begin
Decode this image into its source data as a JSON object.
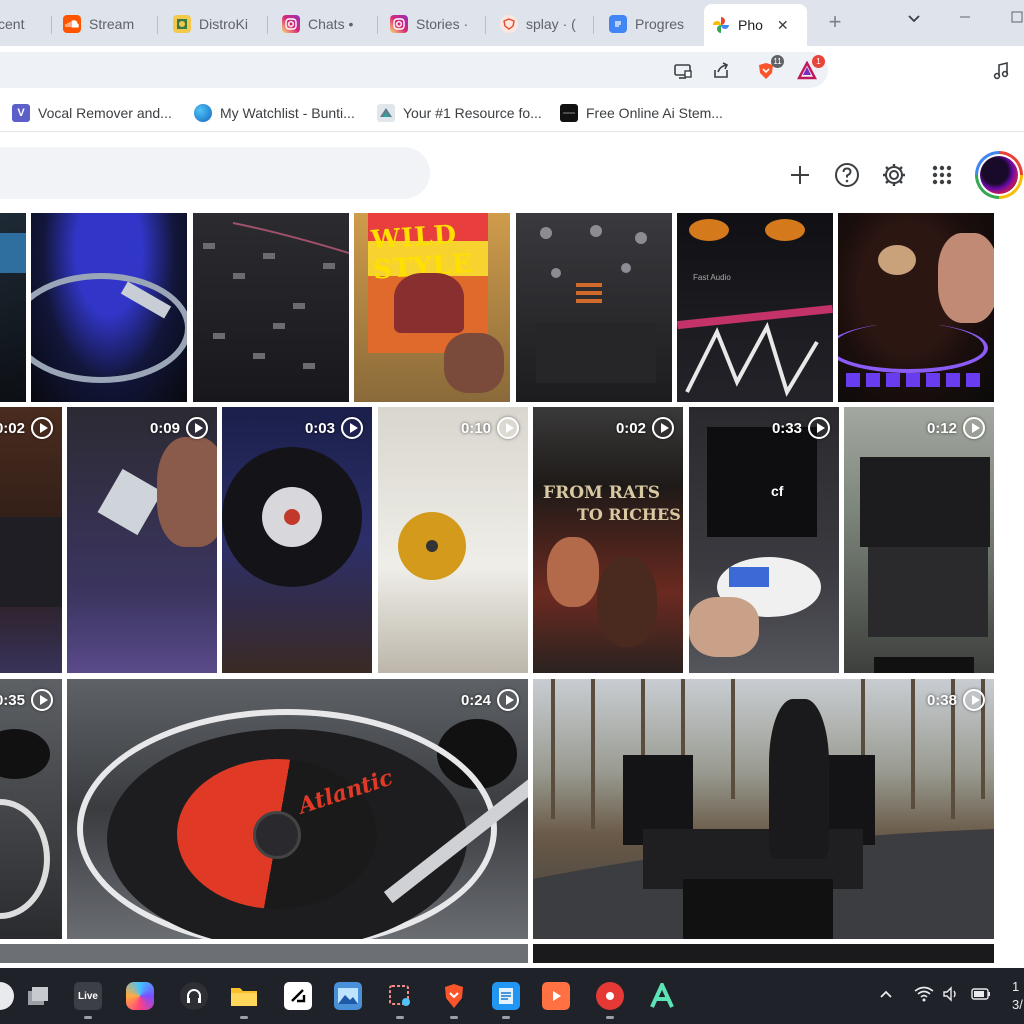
{
  "tabs": [
    {
      "label": "cent",
      "icon": "generic-tab-icon"
    },
    {
      "label": "Stream",
      "icon": "soundcloud-icon"
    },
    {
      "label": "DistroKi",
      "icon": "distrokid-icon"
    },
    {
      "label": "Chats •",
      "icon": "instagram-icon"
    },
    {
      "label": "Stories ·",
      "icon": "instagram-icon"
    },
    {
      "label": "splay · (",
      "icon": "brave-shield-icon"
    },
    {
      "label": "Progres",
      "icon": "google-docs-icon"
    },
    {
      "label": "Pho",
      "icon": "google-photos-icon",
      "active": true
    }
  ],
  "toolbar": {
    "brave_badge": "11",
    "rewards_badge": "1"
  },
  "bookmarks": [
    {
      "label": "Vocal Remover and...",
      "icon": "V"
    },
    {
      "label": "My Watchlist - Bunti...",
      "icon": "globe"
    },
    {
      "label": "Your #1 Resource fo...",
      "icon": "resource"
    },
    {
      "label": "Free Online Ai Stem...",
      "icon": "stem"
    }
  ],
  "photos": {
    "row2_durations": [
      "0:02",
      "0:09",
      "0:03",
      "0:10",
      "0:02",
      "0:33",
      "0:12"
    ],
    "row3_durations": [
      "0:35",
      "0:24",
      "0:38"
    ],
    "album_texts": {
      "wild_style": "WILD STYLE",
      "from_rats": "FROM RATS",
      "to_riches": "TO RICHES",
      "atlantic": "Atlantic",
      "fast_audio": "Fast Audio"
    }
  },
  "taskbar": {
    "live_label": "Live",
    "clock_top": "1",
    "clock_bottom": "3/"
  }
}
end
Problem: Each line of the material must be retyped exactly, except that images are omitted.

Solution to this exercise:
Decode this image into its source data as a JSON object.
{
  "tabs": [
    {
      "label": "cent",
      "icon": "generic-tab-icon"
    },
    {
      "label": "Stream",
      "icon": "soundcloud-icon"
    },
    {
      "label": "DistroKi",
      "icon": "distrokid-icon"
    },
    {
      "label": "Chats •",
      "icon": "instagram-icon"
    },
    {
      "label": "Stories ·",
      "icon": "instagram-icon"
    },
    {
      "label": "splay · (",
      "icon": "brave-shield-icon"
    },
    {
      "label": "Progres",
      "icon": "google-docs-icon"
    },
    {
      "label": "Pho",
      "icon": "google-photos-icon",
      "active": true
    }
  ],
  "toolbar": {
    "brave_badge": "11",
    "rewards_badge": "1"
  },
  "bookmarks": [
    {
      "label": "Vocal Remover and...",
      "icon": "V"
    },
    {
      "label": "My Watchlist - Bunti...",
      "icon": "globe"
    },
    {
      "label": "Your #1 Resource fo...",
      "icon": "resource"
    },
    {
      "label": "Free Online Ai Stem...",
      "icon": "stem"
    }
  ],
  "photos": {
    "row2_durations": [
      "0:02",
      "0:09",
      "0:03",
      "0:10",
      "0:02",
      "0:33",
      "0:12"
    ],
    "row3_durations": [
      "0:35",
      "0:24",
      "0:38"
    ],
    "album_texts": {
      "wild_style": "WILD STYLE",
      "from_rats": "FROM RATS",
      "to_riches": "TO RICHES",
      "atlantic": "Atlantic",
      "fast_audio": "Fast Audio"
    }
  },
  "taskbar": {
    "live_label": "Live",
    "clock_top": "1",
    "clock_bottom": "3/"
  }
}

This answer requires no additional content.